## PROBLEM DESCRIPTION
Where a line holds the string "this", return that line.

# RECORDS SUPPLIED start

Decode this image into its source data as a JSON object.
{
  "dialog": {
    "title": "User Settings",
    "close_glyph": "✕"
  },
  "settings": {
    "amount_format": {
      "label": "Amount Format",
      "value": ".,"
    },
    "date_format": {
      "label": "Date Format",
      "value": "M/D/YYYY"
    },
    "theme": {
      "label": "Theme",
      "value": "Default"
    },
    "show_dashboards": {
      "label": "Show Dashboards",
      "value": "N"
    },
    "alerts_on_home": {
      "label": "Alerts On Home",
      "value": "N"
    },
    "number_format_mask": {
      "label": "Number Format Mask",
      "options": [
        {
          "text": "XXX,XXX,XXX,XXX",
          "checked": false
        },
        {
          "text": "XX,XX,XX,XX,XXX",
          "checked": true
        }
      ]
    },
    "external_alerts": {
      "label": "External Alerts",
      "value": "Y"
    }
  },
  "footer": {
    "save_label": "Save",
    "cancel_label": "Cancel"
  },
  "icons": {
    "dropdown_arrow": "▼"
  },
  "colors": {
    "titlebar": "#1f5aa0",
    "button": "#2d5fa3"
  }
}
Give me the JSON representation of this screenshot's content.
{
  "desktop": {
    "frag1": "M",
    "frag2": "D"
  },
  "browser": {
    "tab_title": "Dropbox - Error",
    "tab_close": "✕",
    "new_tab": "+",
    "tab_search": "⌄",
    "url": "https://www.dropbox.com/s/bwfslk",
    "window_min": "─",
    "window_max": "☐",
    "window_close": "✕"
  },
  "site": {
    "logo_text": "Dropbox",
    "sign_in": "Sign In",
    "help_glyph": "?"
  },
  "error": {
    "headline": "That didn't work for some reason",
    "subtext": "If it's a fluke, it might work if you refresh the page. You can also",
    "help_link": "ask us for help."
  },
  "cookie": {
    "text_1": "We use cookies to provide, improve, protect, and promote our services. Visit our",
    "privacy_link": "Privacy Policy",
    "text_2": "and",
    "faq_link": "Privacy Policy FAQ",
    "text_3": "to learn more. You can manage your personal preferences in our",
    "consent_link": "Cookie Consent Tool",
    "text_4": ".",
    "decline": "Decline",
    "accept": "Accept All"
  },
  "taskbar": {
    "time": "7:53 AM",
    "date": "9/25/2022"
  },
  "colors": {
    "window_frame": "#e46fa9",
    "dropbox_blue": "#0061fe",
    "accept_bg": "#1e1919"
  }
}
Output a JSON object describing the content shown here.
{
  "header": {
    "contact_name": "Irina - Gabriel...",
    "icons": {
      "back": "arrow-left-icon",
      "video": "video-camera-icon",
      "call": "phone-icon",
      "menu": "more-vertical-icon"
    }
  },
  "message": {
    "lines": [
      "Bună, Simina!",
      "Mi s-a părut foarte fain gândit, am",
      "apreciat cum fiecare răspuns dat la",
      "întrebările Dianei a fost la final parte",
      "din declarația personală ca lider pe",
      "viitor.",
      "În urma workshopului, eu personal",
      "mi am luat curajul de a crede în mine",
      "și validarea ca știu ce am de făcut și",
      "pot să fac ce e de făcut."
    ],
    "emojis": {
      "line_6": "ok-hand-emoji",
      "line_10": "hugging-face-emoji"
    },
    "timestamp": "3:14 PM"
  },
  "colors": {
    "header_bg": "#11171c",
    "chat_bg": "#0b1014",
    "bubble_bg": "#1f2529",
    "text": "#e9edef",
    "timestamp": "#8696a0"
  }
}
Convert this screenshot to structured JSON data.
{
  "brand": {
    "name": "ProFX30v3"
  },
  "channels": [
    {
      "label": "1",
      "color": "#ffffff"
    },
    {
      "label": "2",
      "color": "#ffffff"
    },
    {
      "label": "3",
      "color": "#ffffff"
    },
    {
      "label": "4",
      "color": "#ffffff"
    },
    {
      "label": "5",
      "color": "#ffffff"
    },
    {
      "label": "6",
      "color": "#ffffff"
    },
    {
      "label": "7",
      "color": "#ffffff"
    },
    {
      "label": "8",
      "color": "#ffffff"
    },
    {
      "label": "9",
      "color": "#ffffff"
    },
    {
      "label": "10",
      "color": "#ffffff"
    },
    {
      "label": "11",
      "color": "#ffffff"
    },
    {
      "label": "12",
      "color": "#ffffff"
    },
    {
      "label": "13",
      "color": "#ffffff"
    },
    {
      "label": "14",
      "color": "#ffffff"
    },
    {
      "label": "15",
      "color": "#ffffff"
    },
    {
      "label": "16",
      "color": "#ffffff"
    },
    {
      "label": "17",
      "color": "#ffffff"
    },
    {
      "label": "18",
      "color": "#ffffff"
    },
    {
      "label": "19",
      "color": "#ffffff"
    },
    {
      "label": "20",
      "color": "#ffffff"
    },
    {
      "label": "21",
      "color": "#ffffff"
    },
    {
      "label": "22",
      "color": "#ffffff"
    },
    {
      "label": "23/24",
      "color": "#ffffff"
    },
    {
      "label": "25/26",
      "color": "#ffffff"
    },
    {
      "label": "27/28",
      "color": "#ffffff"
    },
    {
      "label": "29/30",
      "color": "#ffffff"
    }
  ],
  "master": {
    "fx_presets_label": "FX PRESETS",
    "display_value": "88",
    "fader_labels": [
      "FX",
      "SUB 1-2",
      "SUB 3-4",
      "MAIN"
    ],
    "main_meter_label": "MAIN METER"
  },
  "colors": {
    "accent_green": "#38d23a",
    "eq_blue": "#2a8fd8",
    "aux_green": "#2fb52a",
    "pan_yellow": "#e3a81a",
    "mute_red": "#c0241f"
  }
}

# RECORDS SUPPLIED end

## ANSWER TO THE TASK
Decode this image into its source data as a JSON object.
Give me the JSON representation of this screenshot's content.
Convert this screenshot to structured JSON data.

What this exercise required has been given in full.